Report how many lines below contain the word "title". Give only the number.

+ + + + + + +

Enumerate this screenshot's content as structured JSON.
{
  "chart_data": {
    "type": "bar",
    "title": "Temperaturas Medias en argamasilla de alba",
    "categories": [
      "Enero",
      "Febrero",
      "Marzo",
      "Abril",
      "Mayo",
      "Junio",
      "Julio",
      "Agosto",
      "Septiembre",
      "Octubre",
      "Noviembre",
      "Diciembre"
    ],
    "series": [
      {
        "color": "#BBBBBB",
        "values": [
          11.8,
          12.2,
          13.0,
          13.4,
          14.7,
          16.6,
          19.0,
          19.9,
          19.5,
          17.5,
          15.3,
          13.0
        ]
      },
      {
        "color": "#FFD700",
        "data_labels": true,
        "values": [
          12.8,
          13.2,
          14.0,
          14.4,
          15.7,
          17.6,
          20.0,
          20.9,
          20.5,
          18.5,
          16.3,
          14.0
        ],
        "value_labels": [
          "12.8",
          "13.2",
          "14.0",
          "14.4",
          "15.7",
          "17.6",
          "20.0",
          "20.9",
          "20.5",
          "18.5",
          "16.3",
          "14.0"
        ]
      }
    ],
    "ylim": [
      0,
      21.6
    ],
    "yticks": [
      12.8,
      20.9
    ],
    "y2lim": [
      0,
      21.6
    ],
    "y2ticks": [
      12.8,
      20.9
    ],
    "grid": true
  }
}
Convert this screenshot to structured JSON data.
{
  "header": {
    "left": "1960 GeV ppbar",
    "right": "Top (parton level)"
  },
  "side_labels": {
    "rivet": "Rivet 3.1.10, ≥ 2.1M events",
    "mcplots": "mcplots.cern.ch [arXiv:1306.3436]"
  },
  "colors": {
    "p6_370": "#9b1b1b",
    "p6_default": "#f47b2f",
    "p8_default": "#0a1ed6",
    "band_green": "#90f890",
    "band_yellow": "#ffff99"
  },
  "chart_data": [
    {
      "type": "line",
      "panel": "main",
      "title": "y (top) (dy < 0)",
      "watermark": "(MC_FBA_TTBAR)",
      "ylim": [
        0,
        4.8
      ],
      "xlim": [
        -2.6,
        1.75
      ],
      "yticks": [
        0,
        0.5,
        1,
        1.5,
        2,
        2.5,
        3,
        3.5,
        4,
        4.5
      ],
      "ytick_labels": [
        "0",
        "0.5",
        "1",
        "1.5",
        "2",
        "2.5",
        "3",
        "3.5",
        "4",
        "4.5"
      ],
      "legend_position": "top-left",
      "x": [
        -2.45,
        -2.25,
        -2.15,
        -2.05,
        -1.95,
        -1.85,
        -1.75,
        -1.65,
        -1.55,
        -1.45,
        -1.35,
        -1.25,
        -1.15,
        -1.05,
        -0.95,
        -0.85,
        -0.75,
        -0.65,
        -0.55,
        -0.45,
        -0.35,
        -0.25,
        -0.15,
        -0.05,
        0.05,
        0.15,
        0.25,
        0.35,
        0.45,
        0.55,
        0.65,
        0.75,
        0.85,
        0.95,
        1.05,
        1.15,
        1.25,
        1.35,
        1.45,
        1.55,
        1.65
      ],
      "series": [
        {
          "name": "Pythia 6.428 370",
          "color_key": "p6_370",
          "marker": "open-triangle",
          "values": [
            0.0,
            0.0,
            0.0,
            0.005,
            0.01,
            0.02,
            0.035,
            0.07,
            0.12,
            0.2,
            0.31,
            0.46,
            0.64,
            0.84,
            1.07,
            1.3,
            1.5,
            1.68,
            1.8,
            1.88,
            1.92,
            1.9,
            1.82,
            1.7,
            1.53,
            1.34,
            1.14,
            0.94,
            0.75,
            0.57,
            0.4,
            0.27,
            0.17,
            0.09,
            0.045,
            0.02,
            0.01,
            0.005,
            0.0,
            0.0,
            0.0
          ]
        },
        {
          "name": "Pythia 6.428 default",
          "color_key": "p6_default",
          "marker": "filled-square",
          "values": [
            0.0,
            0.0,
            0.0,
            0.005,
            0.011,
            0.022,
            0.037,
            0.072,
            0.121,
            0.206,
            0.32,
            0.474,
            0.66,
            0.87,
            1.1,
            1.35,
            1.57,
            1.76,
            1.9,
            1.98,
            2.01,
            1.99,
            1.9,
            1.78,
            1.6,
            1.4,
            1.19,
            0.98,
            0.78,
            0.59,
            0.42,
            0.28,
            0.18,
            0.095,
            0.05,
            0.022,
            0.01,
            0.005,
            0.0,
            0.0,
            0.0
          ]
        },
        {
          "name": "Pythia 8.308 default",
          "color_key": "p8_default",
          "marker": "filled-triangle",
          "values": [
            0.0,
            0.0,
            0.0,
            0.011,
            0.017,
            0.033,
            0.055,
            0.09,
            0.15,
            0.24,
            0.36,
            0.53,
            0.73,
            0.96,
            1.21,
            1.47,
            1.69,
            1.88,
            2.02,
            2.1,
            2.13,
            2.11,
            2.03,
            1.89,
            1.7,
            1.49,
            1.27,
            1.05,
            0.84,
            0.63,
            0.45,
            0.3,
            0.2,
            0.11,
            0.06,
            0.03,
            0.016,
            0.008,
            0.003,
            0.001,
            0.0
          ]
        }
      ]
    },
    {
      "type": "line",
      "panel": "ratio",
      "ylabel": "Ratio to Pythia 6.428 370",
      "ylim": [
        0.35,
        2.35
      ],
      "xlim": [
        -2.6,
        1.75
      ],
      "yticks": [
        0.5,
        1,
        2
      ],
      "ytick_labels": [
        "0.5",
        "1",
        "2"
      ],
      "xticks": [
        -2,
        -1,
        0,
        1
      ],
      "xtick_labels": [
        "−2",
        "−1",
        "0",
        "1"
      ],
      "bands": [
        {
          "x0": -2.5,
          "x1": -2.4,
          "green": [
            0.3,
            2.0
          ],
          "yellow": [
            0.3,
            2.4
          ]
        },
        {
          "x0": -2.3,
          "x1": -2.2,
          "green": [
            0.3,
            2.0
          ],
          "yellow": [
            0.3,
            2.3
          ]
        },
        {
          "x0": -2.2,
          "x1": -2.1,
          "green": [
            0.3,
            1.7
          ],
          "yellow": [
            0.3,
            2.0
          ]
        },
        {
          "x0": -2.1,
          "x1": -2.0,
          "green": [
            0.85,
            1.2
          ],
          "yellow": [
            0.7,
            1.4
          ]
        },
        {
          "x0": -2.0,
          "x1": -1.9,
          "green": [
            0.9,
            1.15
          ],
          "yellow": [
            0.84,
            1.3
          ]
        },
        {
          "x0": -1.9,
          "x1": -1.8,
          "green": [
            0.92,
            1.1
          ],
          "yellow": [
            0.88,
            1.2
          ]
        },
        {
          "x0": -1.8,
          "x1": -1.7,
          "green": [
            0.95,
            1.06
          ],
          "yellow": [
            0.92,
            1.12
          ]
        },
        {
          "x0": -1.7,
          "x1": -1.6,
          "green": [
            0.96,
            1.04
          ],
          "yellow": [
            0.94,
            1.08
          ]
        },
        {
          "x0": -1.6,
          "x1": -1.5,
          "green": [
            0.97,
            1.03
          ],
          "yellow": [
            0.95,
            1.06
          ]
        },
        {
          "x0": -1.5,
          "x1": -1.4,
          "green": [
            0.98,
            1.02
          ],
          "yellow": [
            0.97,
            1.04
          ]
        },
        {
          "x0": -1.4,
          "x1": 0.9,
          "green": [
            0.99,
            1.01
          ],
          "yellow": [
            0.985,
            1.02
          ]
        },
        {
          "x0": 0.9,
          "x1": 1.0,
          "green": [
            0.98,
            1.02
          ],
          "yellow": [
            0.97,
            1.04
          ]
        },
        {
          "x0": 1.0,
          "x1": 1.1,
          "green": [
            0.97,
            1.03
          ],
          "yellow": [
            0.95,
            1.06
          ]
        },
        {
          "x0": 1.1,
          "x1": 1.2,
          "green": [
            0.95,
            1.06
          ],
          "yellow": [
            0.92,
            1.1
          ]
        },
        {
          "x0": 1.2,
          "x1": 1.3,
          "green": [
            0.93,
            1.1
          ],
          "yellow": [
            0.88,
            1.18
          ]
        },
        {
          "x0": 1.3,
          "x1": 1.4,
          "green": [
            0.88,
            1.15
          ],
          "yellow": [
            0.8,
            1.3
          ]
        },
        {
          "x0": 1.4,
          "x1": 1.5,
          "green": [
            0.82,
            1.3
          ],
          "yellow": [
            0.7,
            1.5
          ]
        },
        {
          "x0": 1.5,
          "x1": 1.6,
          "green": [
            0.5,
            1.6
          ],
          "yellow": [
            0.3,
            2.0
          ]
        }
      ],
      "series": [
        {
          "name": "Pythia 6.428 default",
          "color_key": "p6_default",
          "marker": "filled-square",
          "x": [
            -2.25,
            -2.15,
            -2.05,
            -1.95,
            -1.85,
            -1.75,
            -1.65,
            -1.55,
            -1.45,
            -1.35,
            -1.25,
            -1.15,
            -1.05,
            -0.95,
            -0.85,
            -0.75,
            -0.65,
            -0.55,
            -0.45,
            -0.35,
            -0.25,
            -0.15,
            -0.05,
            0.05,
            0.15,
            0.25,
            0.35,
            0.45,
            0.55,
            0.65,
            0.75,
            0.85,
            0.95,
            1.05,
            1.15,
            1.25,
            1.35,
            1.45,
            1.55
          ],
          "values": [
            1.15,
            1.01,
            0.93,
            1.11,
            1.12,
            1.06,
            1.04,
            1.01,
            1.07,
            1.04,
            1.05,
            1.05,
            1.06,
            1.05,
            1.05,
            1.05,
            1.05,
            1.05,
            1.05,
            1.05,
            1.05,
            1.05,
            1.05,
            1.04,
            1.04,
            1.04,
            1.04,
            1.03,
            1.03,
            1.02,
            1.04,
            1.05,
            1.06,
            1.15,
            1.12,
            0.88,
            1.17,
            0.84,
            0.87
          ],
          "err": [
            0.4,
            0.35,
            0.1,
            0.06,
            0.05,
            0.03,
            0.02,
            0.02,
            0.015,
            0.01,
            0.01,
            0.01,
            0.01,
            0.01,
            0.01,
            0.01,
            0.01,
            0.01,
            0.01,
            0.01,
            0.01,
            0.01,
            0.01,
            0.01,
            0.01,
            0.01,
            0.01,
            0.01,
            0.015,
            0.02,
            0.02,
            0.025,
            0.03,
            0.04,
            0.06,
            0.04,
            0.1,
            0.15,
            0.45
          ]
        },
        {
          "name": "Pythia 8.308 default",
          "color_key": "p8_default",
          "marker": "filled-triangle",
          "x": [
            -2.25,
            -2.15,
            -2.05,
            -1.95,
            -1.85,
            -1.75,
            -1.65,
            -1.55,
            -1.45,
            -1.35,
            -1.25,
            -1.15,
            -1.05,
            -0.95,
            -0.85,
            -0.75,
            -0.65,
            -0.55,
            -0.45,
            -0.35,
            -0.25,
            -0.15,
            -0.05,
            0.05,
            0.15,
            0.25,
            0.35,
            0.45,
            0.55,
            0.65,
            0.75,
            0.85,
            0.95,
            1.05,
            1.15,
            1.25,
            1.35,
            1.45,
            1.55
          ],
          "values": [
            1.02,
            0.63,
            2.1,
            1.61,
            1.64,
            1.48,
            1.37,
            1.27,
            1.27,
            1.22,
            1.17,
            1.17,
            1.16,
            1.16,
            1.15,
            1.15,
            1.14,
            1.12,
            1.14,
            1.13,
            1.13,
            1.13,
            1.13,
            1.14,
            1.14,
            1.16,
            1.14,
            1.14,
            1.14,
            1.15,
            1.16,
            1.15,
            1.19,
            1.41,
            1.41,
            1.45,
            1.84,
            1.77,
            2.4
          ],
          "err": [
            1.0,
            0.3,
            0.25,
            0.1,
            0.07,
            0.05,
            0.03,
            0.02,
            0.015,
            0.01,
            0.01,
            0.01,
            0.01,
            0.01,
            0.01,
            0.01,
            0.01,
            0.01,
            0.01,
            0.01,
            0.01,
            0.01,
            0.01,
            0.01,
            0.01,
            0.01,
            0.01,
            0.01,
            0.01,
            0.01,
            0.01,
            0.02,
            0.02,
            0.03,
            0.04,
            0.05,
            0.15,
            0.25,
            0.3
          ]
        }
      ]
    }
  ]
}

+ + + + + + +

RESULT:
2